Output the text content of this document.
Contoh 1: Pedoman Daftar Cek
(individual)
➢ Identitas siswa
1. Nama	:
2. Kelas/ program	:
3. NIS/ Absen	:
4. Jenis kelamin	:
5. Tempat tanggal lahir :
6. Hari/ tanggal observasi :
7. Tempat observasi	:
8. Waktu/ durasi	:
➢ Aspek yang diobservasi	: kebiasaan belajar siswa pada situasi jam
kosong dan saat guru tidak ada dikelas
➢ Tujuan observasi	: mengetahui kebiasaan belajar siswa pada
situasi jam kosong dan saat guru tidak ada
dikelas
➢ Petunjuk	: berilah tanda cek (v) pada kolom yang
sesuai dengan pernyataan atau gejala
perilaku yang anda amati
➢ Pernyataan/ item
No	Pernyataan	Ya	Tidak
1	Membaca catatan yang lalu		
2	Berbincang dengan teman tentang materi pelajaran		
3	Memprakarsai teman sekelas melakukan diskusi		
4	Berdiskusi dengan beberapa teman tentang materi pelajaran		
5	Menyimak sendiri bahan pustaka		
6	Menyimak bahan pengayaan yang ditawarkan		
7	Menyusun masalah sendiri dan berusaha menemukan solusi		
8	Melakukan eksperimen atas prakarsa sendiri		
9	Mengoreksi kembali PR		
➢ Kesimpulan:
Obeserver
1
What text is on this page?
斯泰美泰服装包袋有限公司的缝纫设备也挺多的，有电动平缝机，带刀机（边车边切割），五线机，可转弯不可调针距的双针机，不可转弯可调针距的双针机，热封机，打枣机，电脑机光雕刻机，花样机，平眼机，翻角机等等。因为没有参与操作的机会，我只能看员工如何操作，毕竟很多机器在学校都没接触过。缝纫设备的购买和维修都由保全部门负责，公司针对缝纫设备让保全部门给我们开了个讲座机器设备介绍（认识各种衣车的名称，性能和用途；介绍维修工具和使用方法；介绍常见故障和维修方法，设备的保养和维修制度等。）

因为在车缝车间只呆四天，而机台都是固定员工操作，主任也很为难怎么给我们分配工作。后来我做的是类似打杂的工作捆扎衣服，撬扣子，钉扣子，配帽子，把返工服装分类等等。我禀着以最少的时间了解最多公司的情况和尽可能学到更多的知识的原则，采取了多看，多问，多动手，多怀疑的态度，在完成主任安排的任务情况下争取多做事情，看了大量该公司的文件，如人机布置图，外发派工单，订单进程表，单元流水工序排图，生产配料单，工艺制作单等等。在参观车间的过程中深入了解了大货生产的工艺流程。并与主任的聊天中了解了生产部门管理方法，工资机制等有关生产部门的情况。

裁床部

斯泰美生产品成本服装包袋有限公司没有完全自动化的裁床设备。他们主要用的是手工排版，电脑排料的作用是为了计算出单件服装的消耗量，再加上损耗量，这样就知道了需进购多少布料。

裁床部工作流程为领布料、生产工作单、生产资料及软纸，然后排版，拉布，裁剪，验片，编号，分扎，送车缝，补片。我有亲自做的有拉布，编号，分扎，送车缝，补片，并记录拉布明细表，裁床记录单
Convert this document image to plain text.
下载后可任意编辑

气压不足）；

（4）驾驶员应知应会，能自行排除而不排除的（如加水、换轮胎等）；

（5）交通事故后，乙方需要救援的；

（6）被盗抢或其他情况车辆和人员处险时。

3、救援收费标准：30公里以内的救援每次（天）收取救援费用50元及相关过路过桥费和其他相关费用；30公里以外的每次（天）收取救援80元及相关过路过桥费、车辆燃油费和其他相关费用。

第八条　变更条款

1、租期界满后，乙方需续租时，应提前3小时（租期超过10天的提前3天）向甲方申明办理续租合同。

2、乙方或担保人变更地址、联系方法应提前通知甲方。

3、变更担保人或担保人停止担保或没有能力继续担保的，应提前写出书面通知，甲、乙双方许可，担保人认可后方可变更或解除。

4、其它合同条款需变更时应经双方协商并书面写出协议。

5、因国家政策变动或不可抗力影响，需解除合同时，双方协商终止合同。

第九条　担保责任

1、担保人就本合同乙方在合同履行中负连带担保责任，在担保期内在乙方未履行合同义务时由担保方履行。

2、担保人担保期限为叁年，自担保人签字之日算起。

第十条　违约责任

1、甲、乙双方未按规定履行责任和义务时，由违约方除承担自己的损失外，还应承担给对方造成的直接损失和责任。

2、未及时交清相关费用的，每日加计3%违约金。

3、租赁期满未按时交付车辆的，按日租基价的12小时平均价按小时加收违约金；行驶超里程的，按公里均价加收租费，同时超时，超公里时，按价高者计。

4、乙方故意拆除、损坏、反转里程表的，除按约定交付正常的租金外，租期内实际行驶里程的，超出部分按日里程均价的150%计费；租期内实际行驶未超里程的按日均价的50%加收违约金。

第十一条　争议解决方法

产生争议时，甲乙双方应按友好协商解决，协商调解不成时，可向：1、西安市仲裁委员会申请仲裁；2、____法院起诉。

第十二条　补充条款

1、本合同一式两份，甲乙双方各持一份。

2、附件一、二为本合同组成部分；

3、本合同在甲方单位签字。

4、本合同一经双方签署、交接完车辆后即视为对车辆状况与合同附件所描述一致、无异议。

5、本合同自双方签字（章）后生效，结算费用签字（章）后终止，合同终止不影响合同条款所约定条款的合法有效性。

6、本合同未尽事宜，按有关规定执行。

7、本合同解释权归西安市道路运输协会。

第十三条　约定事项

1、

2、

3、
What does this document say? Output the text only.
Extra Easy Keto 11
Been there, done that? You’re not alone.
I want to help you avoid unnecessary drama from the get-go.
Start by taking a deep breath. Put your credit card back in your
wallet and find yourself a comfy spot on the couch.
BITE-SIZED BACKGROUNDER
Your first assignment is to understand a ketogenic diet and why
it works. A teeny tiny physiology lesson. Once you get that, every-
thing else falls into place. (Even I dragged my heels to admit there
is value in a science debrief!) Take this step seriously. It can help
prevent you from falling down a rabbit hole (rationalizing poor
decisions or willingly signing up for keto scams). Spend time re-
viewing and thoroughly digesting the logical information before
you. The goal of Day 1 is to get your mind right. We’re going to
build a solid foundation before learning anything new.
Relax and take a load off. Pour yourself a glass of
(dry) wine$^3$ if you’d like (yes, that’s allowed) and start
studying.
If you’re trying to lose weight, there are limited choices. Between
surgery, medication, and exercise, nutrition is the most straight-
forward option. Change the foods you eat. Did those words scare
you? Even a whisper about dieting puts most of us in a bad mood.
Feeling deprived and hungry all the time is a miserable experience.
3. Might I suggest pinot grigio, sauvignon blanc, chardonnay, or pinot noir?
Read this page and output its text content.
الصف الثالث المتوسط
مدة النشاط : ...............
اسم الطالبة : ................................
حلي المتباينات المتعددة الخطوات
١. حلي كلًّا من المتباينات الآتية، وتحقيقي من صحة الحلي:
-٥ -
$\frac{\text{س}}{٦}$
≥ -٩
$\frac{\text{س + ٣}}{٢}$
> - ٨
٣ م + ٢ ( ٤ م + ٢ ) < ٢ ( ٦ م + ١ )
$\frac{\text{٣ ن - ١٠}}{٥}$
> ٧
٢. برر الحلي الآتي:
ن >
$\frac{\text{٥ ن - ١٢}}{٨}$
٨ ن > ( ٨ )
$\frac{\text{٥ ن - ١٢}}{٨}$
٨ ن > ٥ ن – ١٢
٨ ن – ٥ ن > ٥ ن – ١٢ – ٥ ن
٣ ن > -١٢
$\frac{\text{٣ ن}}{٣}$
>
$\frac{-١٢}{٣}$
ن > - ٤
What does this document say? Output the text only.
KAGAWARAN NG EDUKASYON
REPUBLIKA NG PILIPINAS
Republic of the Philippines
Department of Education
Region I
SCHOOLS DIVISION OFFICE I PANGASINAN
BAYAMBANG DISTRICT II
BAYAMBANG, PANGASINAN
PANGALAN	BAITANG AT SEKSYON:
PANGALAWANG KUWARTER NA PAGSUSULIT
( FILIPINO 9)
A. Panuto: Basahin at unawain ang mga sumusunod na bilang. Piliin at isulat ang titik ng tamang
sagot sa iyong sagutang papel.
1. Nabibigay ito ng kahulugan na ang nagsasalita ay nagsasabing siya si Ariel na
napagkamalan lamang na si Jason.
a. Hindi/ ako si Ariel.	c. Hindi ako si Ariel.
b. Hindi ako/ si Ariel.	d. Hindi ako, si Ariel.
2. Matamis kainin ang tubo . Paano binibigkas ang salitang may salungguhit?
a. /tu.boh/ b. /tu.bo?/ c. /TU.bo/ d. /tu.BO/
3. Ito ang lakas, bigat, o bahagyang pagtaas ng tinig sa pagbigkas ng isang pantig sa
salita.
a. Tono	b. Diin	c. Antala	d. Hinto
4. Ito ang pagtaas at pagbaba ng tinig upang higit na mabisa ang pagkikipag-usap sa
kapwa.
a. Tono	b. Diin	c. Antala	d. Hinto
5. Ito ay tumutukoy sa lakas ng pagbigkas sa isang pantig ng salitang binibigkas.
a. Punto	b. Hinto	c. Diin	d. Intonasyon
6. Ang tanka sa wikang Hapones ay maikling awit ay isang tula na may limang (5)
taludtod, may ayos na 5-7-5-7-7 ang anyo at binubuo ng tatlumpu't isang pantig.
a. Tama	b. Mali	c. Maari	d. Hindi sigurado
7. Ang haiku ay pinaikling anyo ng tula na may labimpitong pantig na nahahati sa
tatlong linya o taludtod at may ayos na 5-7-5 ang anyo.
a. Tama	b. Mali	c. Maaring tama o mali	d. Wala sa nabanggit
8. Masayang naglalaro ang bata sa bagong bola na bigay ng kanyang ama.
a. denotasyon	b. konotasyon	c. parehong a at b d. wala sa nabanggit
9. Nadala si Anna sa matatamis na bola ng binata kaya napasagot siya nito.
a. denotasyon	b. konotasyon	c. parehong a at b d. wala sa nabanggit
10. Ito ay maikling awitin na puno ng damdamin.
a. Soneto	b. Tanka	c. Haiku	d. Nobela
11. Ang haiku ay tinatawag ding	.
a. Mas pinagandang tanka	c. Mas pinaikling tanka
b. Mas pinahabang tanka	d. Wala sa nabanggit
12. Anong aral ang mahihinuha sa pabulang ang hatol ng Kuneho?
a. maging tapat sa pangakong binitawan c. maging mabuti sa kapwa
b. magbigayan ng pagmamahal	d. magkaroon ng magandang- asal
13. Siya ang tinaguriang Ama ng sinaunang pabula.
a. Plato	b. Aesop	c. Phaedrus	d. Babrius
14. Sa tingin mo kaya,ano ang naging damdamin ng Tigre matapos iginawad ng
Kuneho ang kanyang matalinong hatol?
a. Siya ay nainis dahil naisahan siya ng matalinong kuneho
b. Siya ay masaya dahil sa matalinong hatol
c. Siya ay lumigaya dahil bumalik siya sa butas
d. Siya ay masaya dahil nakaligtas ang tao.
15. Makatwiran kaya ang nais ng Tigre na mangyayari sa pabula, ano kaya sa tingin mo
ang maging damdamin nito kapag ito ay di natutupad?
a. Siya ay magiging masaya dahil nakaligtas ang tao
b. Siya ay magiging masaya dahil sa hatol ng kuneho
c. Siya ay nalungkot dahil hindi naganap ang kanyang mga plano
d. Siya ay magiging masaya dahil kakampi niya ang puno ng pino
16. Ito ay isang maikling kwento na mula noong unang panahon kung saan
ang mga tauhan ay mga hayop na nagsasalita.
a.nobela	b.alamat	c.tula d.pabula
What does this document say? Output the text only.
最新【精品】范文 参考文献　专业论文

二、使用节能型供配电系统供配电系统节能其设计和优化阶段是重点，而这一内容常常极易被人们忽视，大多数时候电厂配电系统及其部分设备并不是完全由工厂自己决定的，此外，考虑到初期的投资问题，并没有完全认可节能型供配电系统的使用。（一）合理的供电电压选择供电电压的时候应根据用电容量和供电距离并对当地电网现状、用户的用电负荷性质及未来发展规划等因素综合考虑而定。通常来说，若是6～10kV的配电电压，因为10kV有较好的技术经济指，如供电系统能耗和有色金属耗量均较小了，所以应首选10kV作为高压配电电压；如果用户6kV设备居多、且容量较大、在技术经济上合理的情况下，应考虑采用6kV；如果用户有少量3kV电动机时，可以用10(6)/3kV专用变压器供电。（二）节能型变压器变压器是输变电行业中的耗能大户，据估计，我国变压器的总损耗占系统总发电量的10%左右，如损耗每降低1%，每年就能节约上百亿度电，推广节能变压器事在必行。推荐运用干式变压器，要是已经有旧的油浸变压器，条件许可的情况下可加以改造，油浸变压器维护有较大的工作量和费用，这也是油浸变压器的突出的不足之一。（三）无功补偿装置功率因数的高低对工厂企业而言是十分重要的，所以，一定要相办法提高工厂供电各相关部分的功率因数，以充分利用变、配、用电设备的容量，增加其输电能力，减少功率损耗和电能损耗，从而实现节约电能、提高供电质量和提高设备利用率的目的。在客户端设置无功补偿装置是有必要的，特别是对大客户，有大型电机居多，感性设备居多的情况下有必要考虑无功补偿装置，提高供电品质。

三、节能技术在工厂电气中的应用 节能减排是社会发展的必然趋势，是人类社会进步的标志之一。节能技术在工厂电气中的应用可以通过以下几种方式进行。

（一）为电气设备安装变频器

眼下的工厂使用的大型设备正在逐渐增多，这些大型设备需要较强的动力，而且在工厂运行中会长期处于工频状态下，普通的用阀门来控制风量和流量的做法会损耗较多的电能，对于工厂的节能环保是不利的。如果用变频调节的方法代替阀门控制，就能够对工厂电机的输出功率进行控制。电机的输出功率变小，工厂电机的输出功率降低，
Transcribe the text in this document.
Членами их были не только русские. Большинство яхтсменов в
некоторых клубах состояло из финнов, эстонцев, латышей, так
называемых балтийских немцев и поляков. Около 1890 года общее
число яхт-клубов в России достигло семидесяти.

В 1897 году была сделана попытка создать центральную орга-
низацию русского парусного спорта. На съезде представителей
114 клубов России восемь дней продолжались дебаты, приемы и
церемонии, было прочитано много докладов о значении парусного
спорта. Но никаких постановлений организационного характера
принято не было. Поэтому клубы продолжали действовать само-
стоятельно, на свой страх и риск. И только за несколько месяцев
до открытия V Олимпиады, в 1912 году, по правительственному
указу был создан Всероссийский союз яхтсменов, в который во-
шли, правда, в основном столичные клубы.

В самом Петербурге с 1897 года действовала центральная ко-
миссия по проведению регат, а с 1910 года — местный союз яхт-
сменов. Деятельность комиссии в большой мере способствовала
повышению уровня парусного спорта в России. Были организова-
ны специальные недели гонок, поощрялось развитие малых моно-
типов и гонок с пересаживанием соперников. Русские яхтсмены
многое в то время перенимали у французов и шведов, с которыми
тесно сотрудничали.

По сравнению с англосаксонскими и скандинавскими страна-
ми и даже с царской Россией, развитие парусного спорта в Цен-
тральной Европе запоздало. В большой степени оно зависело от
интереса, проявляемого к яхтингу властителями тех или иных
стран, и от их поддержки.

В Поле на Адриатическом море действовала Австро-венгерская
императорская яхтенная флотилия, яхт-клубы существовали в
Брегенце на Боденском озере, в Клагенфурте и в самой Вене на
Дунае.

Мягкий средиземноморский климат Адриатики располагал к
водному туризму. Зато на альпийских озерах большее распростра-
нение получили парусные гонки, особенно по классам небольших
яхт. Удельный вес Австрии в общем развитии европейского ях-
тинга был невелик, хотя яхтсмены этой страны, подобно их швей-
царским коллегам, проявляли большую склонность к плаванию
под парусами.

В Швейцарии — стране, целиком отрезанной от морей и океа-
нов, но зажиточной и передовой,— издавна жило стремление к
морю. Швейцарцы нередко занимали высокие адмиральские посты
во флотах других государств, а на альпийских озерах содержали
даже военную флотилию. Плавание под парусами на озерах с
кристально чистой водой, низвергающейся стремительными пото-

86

════════════════

* **Written request**
How many lines in the listing above contain the string "действовала"? Answer with the number only.

* **Response to this task**
2